» **WHAT TO DO**
Reproduce all of the data exactly, with no line skipped.

+ + +

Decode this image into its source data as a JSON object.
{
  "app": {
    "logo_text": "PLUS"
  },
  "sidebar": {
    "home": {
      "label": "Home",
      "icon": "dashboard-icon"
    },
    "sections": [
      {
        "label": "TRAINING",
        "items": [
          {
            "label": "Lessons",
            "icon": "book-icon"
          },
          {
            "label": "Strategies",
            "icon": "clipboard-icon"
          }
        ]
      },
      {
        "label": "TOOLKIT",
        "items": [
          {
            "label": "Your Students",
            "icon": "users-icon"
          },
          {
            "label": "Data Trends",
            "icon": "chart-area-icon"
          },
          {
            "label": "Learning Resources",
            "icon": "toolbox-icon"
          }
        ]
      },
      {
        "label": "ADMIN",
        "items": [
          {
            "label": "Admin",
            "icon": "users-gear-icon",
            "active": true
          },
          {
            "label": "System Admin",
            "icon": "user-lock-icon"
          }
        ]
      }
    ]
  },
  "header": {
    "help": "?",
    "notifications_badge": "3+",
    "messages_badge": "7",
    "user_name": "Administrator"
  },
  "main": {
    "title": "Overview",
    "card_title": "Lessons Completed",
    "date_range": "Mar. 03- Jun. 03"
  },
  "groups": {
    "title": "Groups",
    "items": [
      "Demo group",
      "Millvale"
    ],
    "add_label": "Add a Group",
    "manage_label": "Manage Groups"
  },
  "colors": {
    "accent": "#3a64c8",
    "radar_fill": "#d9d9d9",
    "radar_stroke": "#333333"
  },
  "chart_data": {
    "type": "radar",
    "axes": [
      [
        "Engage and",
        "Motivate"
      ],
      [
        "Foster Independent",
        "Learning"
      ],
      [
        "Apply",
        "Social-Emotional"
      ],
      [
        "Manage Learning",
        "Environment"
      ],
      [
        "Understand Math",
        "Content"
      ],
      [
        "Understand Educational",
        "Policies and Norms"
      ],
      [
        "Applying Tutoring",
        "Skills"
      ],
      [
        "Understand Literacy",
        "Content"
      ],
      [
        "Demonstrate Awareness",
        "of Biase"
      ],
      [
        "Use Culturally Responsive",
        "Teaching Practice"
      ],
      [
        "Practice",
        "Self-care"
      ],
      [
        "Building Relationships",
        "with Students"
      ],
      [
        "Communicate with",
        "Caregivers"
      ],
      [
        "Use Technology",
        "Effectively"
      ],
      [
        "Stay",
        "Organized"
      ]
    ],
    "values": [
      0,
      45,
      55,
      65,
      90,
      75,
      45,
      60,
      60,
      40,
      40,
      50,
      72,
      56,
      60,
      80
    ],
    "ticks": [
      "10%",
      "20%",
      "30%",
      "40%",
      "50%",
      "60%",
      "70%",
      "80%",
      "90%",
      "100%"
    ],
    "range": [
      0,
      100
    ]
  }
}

+ + +

» **SOLVED PROBLEM**
Decode this image into its source data as a JSON object.
{
  "app": {
    "logo_text": "PLUS"
  },
  "sidebar": {
    "home": {
      "label": "Home",
      "icon": "dashboard-icon"
    },
    "sections": [
      {
        "label": "TRAINING",
        "items": [
          {
            "label": "Lessons",
            "icon": "book-icon"
          },
          {
            "label": "Strategies",
            "icon": "clipboard-icon"
          }
        ]
      },
      {
        "label": "TOOLKIT",
        "items": [
          {
            "label": "Your Students",
            "icon": "users-icon"
          },
          {
            "label": "Data Trends",
            "icon": "chart-area-icon"
          },
          {
            "label": "Learning Resources",
            "icon": "toolbox-icon"
          }
        ]
      },
      {
        "label": "ADMIN",
        "items": [
          {
            "label": "Admin",
            "icon": "users-gear-icon",
            "active": true
          },
          {
            "label": "System Admin",
            "icon": "user-lock-icon"
          }
        ]
      }
    ]
  },
  "header": {
    "help": "?",
    "notifications_badge": "3+",
    "messages_badge": "7",
    "user_name": "Administrator"
  },
  "main": {
    "title": "Overview",
    "card_title": "Lessons Completed",
    "date_range": "Mar. 03- Jun. 03"
  },
  "groups": {
    "title": "Groups",
    "items": [
      "Demo group",
      "Millvale"
    ],
    "add_label": "Add a Group",
    "manage_label": "Manage Groups"
  },
  "colors": {
    "accent": "#3a64c8",
    "radar_fill": "#d9d9d9",
    "radar_stroke": "#333333"
  },
  "chart_data": {
    "type": "radar",
    "axes": [
      [
        "Engage and",
        "Motivate"
      ],
      [
        "Foster Independent",
        "Learning"
      ],
      [
        "Apply",
        "Social-Emotional"
      ],
      [
        "Manage Learning",
        "Environment"
      ],
      [
        "Understand Math",
        "Content"
      ],
      [
        "Understand Educational",
        "Policies and Norms"
      ],
      [
        "Applying Tutoring",
        "Skills"
      ],
      [
        "Understand Literacy",
        "Content"
      ],
      [
        "Demonstrate Awareness",
        "of Biase"
      ],
      [
        "Use Culturally Responsive",
        "Teaching Practice"
      ],
      [
        "Practice",
        "Self-care"
      ],
      [
        "Building Relationships",
        "with Students"
      ],
      [
        "Communicate with",
        "Caregivers"
      ],
      [
        "Use Technology",
        "Effectively"
      ],
      [
        "Stay",
        "Organized"
      ]
    ],
    "values": [
      0,
      45,
      55,
      65,
      90,
      75,
      45,
      60,
      60,
      40,
      40,
      50,
      72,
      56,
      60,
      80
    ],
    "ticks": [
      "10%",
      "20%",
      "30%",
      "40%",
      "50%",
      "60%",
      "70%",
      "80%",
      "90%",
      "100%"
    ],
    "range": [
      0,
      100
    ]
  }
}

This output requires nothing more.